* **Goal**:
Sift the material for lines containing "NSEIX", and return them.

(Records from a collection of figures)
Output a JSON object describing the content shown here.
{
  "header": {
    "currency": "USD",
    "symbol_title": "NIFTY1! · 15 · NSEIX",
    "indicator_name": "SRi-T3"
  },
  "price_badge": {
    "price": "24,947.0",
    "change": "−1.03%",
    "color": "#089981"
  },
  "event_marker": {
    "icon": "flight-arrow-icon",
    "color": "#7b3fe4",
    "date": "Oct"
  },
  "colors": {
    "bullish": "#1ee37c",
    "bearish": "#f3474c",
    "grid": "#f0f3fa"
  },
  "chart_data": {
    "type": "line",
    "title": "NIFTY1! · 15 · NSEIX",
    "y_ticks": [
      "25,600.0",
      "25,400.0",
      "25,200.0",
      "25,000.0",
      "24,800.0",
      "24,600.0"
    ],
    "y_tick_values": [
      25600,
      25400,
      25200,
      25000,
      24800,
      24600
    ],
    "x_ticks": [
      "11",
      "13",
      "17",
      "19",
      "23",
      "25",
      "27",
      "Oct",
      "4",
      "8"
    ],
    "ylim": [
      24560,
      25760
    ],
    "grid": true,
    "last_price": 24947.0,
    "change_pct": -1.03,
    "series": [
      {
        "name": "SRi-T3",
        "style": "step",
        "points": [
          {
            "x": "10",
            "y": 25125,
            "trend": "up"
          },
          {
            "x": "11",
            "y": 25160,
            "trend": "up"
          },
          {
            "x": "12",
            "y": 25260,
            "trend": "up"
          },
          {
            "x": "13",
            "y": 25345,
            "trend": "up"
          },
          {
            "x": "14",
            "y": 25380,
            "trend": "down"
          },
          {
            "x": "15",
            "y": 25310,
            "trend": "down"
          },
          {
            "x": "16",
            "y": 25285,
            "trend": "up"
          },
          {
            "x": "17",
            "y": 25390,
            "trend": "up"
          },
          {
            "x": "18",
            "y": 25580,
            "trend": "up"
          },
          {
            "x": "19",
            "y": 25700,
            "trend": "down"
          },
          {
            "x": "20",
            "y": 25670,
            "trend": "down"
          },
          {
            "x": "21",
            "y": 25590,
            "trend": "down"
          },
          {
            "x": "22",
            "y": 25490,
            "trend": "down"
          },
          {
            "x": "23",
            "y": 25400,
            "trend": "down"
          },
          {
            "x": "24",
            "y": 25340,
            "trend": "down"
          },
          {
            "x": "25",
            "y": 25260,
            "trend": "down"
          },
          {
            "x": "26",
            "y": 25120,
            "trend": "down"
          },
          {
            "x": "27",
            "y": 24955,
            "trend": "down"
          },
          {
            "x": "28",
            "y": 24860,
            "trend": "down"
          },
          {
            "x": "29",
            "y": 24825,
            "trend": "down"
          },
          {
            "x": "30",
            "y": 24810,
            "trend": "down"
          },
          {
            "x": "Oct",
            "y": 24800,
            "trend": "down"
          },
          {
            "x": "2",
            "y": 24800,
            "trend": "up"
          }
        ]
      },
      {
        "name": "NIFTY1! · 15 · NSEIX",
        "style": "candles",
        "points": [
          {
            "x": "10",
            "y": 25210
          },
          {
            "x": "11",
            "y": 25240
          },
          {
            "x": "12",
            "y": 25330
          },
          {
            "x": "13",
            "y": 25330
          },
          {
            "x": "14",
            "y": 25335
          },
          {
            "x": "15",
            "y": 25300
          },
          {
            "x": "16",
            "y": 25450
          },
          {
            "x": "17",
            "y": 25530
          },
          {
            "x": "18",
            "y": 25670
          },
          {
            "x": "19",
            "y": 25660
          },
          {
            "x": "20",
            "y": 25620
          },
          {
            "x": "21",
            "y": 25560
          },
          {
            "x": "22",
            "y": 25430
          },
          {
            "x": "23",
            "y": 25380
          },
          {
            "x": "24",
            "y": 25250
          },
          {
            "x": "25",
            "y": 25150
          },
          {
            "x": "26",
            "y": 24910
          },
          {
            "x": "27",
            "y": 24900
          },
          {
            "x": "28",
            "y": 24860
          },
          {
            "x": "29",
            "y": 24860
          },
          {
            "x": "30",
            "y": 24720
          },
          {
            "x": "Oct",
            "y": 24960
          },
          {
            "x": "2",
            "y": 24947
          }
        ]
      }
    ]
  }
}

* **The answer**:
    "symbol_title": "NIFTY1! · 15 · NSEIX",
    "title": "NIFTY1! · 15 · NSEIX",
        "name": "NIFTY1! · 15 · NSEIX",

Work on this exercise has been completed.